* [What to do]:
Examine the material below. Gather every line in which the string "this" appears.

* [Raw records]:
+--
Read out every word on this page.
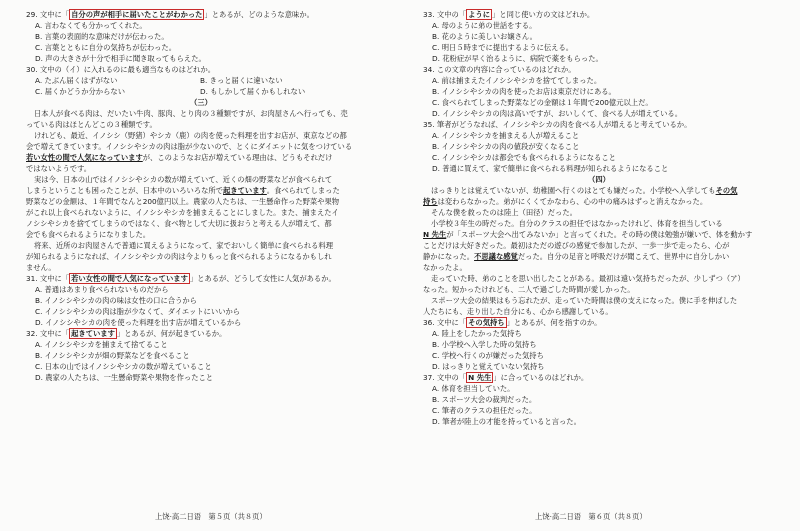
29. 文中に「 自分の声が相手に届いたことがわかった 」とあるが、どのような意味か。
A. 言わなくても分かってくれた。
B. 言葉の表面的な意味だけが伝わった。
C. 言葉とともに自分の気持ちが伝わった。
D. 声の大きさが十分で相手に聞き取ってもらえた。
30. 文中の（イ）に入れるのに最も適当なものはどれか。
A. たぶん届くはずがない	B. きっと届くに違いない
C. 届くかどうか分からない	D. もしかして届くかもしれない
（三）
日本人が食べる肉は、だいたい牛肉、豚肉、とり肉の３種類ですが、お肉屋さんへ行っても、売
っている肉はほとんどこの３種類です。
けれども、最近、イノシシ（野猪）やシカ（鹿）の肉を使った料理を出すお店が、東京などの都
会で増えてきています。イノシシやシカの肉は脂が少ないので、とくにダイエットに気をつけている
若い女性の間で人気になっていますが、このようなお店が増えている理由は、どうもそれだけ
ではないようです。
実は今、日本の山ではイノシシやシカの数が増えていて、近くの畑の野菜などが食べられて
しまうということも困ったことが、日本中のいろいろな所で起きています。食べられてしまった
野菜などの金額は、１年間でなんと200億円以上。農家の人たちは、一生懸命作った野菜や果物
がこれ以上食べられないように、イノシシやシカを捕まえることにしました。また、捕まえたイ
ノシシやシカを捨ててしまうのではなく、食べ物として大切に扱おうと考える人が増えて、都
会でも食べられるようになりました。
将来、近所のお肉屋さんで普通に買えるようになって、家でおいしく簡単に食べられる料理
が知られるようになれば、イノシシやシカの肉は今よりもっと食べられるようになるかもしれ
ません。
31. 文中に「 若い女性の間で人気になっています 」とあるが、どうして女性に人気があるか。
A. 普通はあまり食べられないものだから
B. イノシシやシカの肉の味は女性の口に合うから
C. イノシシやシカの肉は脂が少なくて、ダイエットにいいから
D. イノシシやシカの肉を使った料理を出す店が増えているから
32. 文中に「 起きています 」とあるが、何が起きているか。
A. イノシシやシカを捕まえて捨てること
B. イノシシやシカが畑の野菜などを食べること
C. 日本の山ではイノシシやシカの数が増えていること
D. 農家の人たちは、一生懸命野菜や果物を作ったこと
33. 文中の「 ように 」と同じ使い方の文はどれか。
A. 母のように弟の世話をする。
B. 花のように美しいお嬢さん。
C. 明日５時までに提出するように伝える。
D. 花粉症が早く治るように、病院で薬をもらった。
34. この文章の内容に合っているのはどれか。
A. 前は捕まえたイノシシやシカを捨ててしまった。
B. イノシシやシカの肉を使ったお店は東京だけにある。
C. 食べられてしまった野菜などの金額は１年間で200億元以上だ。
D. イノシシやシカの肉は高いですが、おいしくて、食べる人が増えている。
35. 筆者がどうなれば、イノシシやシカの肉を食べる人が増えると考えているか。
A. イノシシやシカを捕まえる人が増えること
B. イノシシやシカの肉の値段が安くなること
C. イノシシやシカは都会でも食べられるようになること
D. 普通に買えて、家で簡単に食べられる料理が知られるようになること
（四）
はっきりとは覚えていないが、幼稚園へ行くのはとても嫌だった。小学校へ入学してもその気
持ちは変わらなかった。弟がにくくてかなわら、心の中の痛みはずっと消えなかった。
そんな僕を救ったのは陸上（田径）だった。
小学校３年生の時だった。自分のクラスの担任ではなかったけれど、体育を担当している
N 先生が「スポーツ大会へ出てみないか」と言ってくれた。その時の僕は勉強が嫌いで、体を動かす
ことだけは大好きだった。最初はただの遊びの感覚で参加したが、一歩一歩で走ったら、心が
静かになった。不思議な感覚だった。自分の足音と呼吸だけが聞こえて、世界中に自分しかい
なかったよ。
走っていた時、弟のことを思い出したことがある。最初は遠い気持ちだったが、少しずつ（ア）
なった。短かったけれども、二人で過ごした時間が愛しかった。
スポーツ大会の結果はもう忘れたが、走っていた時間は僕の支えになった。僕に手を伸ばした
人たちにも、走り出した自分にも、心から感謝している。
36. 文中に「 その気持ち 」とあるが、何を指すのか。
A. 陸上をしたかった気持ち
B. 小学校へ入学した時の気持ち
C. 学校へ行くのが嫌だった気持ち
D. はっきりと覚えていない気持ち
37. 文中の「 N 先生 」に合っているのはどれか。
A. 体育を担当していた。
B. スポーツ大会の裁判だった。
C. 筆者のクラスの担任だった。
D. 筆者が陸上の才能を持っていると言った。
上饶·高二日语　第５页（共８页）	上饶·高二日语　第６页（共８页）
+--
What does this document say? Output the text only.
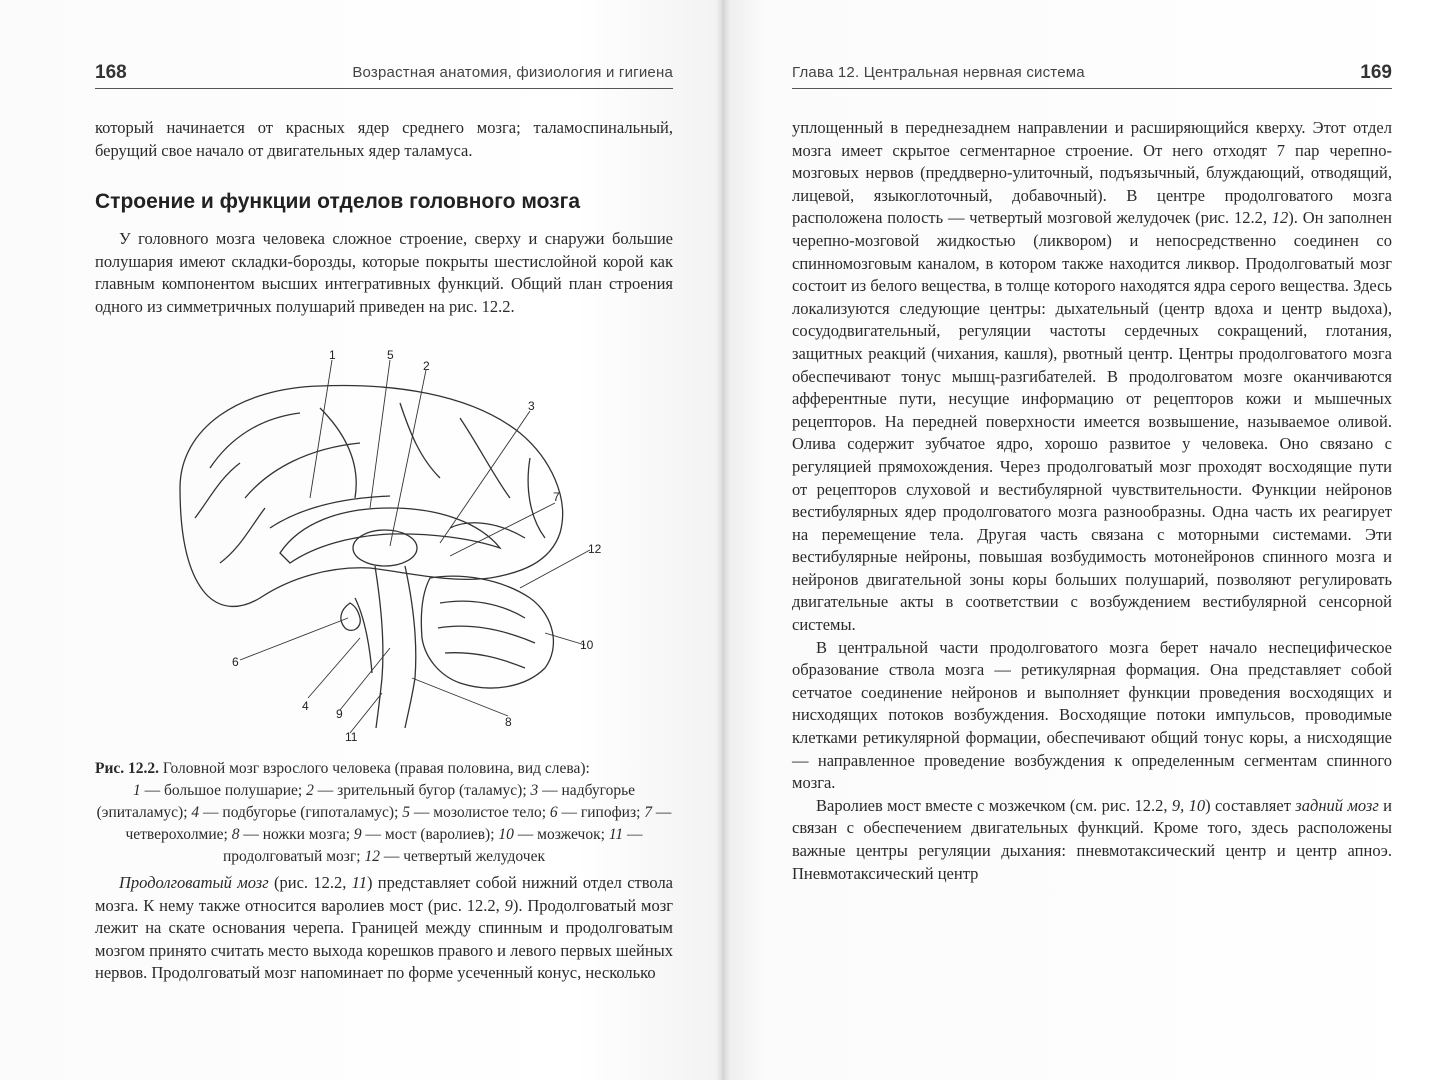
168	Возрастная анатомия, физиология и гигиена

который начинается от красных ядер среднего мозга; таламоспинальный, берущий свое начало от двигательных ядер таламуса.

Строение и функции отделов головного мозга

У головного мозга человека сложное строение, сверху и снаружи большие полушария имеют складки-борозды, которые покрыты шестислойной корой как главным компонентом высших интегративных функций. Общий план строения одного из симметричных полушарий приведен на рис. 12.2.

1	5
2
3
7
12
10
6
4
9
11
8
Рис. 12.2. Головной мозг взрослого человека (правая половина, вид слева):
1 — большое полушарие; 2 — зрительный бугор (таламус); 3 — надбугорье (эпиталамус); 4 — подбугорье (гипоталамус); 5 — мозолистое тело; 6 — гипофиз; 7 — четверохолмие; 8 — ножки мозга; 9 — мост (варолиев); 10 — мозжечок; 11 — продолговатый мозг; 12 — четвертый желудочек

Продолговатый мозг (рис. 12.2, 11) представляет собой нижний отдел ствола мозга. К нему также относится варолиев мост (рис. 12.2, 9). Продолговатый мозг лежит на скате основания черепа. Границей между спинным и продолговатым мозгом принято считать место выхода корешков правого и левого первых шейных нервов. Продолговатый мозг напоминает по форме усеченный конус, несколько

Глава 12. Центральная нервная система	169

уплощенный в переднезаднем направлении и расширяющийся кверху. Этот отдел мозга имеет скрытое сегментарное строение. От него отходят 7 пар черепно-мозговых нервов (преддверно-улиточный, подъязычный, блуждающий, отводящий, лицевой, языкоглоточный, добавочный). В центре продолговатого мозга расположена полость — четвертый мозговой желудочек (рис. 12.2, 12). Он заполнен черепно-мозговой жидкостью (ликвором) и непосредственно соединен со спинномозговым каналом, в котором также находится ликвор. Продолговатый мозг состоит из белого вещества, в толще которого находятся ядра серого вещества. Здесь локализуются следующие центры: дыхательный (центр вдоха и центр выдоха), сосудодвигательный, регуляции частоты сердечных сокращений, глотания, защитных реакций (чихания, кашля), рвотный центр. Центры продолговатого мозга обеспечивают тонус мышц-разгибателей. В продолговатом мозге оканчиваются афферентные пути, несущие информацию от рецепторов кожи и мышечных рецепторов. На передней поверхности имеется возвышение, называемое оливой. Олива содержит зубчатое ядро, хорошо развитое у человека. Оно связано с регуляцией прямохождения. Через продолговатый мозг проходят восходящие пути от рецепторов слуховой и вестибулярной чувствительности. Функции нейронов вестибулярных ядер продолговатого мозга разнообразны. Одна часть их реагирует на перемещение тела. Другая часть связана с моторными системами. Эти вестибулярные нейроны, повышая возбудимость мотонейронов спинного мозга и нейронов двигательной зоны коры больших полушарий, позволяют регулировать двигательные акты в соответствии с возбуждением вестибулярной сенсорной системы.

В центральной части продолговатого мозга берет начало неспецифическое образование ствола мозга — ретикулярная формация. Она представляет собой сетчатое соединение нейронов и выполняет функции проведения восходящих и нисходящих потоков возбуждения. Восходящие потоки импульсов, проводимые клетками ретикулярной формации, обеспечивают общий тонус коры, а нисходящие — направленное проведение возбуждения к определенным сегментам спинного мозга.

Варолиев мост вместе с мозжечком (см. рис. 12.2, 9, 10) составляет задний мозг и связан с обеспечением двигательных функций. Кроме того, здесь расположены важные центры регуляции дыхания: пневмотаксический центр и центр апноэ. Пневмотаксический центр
+--
* [Answer to the task]:
Read out every word on this page.
What does this document say? Output the text only.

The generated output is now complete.